═══ Supplied material ═══

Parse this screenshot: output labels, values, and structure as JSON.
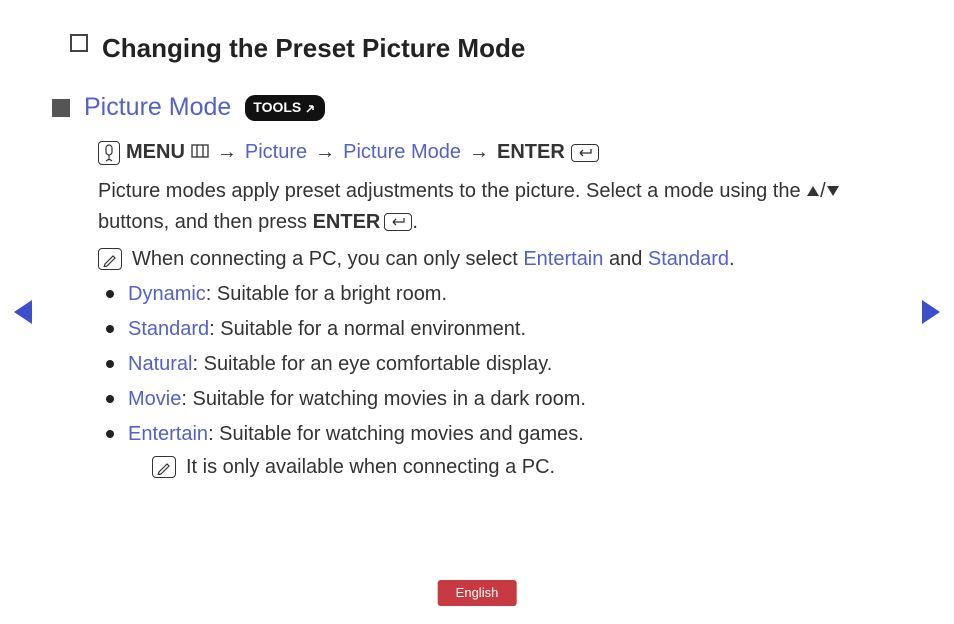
{
  "title": "Changing the Preset Picture Mode",
  "subhead": "Picture Mode",
  "tools_label": "TOOLS",
  "menu": {
    "menu_label": "MENU",
    "step1": "Picture",
    "step2": "Picture Mode",
    "enter_label": "ENTER",
    "arrow": "→"
  },
  "description": {
    "part1": "Picture modes apply preset adjustments to the picture. Select a mode using the ",
    "slash": "/",
    "part2": " buttons, and then press ",
    "enter_label": "ENTER",
    "period": "."
  },
  "pc_note": {
    "pre": "When connecting a PC, you can only select ",
    "entertain": "Entertain",
    "and": " and ",
    "standard": "Standard",
    "post": "."
  },
  "modes": [
    {
      "name": "Dynamic",
      "desc": ": Suitable for a bright room."
    },
    {
      "name": "Standard",
      "desc": ": Suitable for a normal environment."
    },
    {
      "name": "Natural",
      "desc": ": Suitable for an eye comfortable display."
    },
    {
      "name": "Movie",
      "desc": ": Suitable for watching movies in a dark room."
    },
    {
      "name": "Entertain",
      "desc": ": Suitable for watching movies and games."
    }
  ],
  "entertain_note": "It is only available when connecting a PC.",
  "language": "English"
}
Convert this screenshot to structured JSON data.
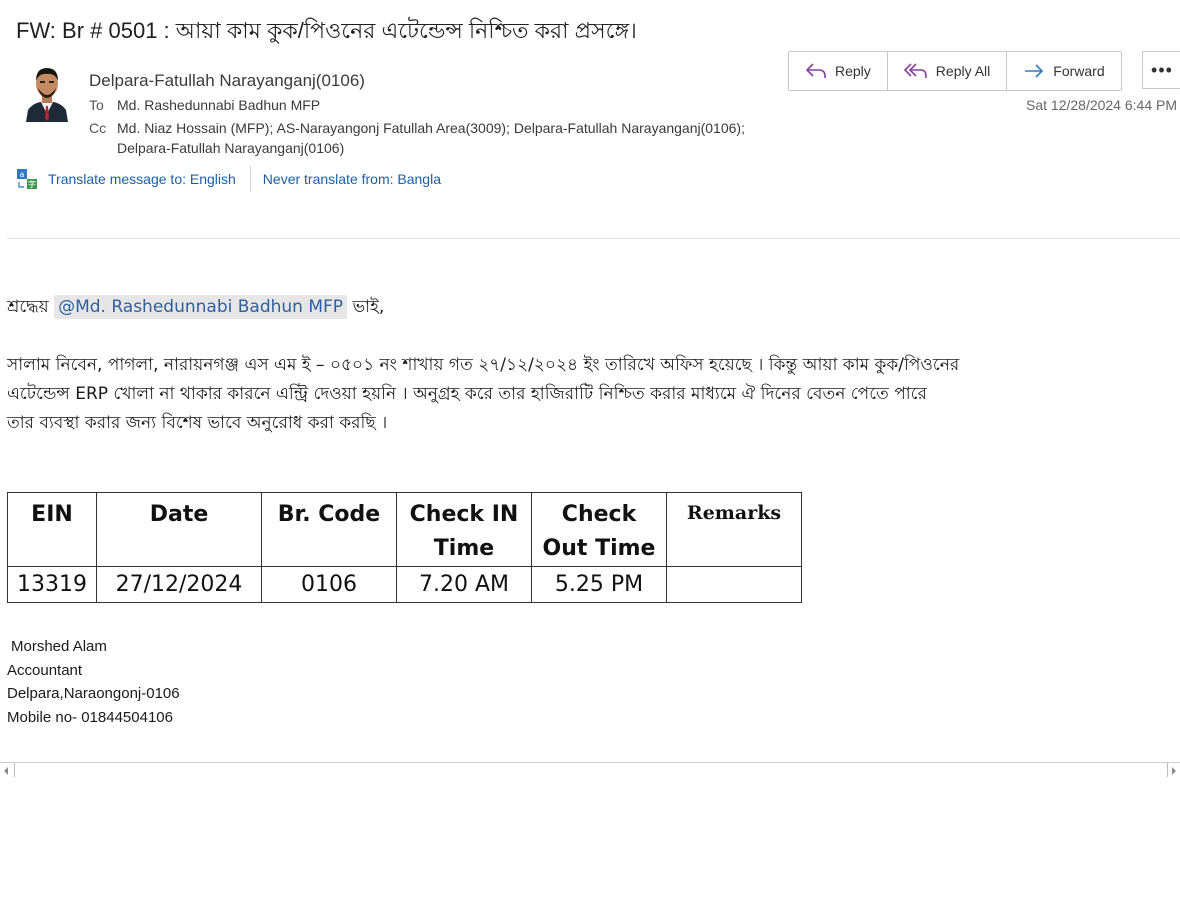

═══

What needs to be done - Of all the lines in the listing above, how many include "movies"? Write only the number.

Output - 2